### [Source excerpt]
________________________

Naturally, this creates a certain sense of confusion, of not knowing or recognising any exact forms. Or, better, it might be that novel forms emerge from past forms, therefore articulating themselves on a different trajectory every time simultaneously, in contrast to the linear idea of evolution for example.
Even just moving around here means to always take on a new form at every step, to transform.
This microcosm embodies, in all its parts, a kind of in-between state of being— in-betweenness as an inherent fluidity in which bodies, ideas and other entities cannot simply be discussed in binary terms.
As a matter of fact, through Animals of Your Lips, we become curious about the ways in which bodies exceed any structures, both conceptually and materially.
We realise that we are not superior to, or exist apart from the entanglements of the material world; instead, we are pulled out of our place of privilege by our symbiotic relationality to other bodies and entities. We realise that we are ‘viscous’ material, a kind of process by which the ‘other’ courses through ‘us’ (2) as a populace of bodies integrally connected.
And instead of simply noticing and measuring the distance between opposite poles or dualities, we are naturally going to care for the rhythm that is created within the collective, rhizomatic arrangement that is this situation, where scenes never rest, but are reconfigured within, dispersed across, and threaded through one another.(3) Here, we will allow for an act of imagination that cannot be ours alone. It simultaneously belongs to the crows, the plants, the moons, the teeth and to every colourful corner.
In this space, we are brought to use our imagination to decode the multiple perspectives through which we experience the environmental and social realms: this way softly opening a path for greater sensitivity on how we inhabit, affect, and are affected by the world’s continuous becoming.
MOVEMENT ☳☴☰
Here, materials have a life of their own.
The Clay has shrunk, leaving space to Steel and revealing the inner part of what looks like a plant— flexing simultaneously inwards and outwards and sideways. It’s hard to say what they are adjusting to, these little strong plants, or longing towards. Perhaps the movement of the earth, the wind, or whatever’s in-between.
Matter is mysterious, it has infinite performative possibilities and it exists in simultaneous separation and unity. Nothing is fixed.
Materiality is a doing that creates itself. (4)A constant state of possibility is at the core of everything in sight here, in a revelation of a deeper, tentacular complexity.
Like the Furies, all that there is here resists figuration and demands myriad names (5), rejecting the idea of borders and absolute definitions. Borders are inherent to logics of separation, division and practices of extraction, inclusion and exclusion.

________________________

Source records:
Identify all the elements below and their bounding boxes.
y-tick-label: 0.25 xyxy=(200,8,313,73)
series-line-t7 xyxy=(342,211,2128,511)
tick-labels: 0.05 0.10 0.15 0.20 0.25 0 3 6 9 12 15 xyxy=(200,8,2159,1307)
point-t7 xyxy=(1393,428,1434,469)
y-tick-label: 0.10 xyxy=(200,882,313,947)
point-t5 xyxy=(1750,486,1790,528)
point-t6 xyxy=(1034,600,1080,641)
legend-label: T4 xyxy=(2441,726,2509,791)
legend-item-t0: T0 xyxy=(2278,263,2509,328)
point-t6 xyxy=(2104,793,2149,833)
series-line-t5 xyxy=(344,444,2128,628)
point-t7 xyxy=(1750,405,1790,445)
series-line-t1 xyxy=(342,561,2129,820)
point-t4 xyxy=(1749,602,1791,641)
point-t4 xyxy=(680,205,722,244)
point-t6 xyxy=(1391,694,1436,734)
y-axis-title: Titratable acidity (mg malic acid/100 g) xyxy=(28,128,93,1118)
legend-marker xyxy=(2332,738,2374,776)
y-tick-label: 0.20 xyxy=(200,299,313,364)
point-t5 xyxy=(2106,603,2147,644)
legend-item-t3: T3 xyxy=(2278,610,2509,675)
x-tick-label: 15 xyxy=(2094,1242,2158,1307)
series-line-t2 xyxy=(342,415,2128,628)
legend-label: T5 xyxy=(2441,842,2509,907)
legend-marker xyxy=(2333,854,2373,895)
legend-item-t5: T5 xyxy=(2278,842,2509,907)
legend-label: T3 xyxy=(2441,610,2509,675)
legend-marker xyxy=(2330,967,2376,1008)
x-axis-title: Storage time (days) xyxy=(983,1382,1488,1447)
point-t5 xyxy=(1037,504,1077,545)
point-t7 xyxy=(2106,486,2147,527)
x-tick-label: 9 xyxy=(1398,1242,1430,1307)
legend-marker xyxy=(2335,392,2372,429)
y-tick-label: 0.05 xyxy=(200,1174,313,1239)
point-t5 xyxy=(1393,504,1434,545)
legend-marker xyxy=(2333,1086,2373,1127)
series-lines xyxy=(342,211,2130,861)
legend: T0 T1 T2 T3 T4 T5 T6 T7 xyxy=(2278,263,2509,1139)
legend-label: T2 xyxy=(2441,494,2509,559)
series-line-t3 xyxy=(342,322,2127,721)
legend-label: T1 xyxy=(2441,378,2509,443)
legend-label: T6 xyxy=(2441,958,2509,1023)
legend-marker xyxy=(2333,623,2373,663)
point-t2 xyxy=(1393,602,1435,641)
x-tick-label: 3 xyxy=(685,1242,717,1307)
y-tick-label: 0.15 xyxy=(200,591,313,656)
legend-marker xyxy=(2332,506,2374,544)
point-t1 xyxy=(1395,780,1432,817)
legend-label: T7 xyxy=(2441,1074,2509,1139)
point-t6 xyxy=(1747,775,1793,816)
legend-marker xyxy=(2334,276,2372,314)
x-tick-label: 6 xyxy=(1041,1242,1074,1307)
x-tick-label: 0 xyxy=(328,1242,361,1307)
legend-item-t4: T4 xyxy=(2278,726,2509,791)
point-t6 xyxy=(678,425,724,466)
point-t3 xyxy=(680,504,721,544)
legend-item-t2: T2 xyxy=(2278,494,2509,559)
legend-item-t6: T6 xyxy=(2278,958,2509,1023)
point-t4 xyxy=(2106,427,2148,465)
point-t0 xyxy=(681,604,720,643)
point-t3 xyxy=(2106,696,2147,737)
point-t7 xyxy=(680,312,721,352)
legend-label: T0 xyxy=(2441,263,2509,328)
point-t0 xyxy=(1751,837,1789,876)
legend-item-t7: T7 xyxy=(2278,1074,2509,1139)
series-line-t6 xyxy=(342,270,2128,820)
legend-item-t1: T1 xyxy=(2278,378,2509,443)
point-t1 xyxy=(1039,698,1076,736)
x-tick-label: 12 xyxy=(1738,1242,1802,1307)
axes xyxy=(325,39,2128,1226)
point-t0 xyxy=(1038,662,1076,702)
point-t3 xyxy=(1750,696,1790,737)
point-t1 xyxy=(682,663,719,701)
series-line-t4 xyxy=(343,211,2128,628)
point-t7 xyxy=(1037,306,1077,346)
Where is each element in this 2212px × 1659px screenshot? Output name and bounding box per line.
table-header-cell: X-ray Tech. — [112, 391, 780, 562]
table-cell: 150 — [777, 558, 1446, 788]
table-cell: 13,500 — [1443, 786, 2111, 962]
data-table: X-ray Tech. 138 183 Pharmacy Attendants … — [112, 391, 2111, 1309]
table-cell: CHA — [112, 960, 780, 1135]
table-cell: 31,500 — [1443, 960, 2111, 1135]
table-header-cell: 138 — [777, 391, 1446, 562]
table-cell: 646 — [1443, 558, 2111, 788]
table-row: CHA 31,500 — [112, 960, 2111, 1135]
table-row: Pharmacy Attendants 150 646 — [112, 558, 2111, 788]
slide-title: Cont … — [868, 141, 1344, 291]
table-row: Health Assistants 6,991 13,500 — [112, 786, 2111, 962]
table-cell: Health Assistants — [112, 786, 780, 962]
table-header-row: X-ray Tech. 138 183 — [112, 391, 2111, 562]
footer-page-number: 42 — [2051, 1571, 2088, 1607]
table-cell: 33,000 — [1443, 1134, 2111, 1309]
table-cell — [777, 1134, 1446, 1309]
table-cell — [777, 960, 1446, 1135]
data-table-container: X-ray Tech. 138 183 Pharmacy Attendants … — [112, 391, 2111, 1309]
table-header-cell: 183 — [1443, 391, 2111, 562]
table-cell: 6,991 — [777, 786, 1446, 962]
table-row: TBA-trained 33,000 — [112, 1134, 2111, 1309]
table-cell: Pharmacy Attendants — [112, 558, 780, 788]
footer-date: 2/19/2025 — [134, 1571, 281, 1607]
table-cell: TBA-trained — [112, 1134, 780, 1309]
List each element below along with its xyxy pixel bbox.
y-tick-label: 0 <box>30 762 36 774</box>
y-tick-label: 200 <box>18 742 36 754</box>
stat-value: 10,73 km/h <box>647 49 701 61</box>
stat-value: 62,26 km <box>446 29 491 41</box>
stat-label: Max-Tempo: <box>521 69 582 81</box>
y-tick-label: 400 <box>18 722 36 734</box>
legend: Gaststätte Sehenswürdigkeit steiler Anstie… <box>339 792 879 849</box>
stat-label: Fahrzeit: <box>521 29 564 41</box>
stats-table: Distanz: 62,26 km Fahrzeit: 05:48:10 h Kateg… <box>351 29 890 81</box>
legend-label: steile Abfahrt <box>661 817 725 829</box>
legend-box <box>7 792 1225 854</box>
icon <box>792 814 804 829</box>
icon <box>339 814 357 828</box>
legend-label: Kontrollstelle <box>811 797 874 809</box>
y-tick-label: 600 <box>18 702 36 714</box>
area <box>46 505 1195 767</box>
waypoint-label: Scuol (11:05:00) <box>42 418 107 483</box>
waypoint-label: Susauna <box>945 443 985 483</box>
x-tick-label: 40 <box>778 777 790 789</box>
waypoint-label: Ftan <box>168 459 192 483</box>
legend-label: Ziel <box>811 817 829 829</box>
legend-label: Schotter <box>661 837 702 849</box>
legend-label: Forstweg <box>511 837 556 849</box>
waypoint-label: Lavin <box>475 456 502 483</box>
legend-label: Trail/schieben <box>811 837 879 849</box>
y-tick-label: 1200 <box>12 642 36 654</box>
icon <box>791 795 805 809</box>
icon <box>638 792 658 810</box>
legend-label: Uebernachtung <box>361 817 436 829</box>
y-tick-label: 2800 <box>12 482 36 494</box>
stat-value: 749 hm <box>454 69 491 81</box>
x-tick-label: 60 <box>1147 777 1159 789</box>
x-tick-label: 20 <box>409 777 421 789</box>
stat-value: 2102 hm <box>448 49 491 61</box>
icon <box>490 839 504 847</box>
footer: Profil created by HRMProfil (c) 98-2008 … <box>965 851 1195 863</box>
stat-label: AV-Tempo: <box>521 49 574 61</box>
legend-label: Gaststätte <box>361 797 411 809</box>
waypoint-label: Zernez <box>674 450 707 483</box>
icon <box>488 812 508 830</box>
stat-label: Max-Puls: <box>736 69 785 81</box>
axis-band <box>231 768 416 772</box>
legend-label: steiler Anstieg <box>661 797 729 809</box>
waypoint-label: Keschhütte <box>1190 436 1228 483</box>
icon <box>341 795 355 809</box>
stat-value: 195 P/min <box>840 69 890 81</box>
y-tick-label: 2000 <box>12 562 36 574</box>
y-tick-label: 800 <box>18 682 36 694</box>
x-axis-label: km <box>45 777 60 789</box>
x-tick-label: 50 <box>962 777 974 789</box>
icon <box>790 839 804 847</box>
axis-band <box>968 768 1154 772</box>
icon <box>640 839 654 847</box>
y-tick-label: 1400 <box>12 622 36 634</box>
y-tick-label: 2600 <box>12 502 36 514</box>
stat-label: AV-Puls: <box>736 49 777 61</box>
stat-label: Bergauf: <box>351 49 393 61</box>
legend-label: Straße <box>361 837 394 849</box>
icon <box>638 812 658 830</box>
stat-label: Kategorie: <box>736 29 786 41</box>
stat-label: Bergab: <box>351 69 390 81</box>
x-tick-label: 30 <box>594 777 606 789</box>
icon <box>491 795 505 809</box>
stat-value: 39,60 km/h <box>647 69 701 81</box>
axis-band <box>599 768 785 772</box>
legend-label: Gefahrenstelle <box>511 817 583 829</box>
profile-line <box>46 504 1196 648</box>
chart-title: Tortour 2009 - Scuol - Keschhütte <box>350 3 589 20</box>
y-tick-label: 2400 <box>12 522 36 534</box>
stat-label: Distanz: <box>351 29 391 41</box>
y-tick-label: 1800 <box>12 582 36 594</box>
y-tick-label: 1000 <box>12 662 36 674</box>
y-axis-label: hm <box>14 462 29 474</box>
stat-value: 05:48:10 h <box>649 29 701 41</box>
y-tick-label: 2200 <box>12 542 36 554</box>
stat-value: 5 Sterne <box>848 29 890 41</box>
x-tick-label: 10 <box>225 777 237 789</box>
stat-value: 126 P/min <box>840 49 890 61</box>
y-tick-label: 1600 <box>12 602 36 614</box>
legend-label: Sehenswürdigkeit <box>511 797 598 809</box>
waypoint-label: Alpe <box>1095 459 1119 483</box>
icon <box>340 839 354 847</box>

________________________

### [Instruction 1]
Transcribe the source excerpt from "Matter is mysterious, it" down through "deeper, tentacular complexity.".
### [Instruction 2]
Express the entries as a JSON list of strings, one string per line and no blank lines, covering everything from the start of the entries down through the line that contains "point-t5 xyxy=(1750,486,1790,528)".

### [Correct answer 1]
Matter is mysterious, it has infinite performative possibilities and it exists in simultaneous separation and unity. Nothing is fixed.
Materiality is a doing that creates itself. (4)A constant state of possibility is at the core of everything in sight here, in a revelation of a deeper, tentacular complexity.

### [Correct answer 2]
[
  "Identify all the elements below and their bounding boxes.",
  "y-tick-label: 0.25 xyxy=(200,8,313,73)",
  "series-line-t7 xyxy=(342,211,2128,511)",
  "tick-labels: 0.05 0.10 0.15 0.20 0.25 0 3 6 9 12 15 xyxy=(200,8,2159,1307)",
  "point-t7 xyxy=(1393,428,1434,469)",
  "y-tick-label: 0.10 xyxy=(200,882,313,947)",
  "point-t5 xyxy=(1750,486,1790,528)"
]